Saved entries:
[start]
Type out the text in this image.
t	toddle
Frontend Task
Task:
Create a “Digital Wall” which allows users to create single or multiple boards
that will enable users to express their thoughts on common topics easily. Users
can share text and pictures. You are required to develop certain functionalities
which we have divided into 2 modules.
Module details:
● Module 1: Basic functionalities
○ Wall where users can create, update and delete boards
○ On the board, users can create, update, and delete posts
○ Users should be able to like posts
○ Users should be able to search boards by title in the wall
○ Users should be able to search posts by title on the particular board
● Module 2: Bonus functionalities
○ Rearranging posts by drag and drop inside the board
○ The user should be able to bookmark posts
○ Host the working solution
[end]
● Directions for this task
Repeat the material word for word, in full.

● Exercise response
Type out the text in this image.
t	toddle
Frontend Task
Task:
Create a “Digital Wall” which allows users to create single or multiple boards
that will enable users to express their thoughts on common topics easily. Users
can share text and pictures. You are required to develop certain functionalities
which we have divided into 2 modules.
Module details:
● Module 1: Basic functionalities
○ Wall where users can create, update and delete boards
○ On the board, users can create, update, and delete posts
○ Users should be able to like posts
○ Users should be able to search boards by title in the wall
○ Users should be able to search posts by title on the particular board
● Module 2: Bonus functionalities
○ Rearranging posts by drag and drop inside the board
○ The user should be able to bookmark posts
○ Host the working solution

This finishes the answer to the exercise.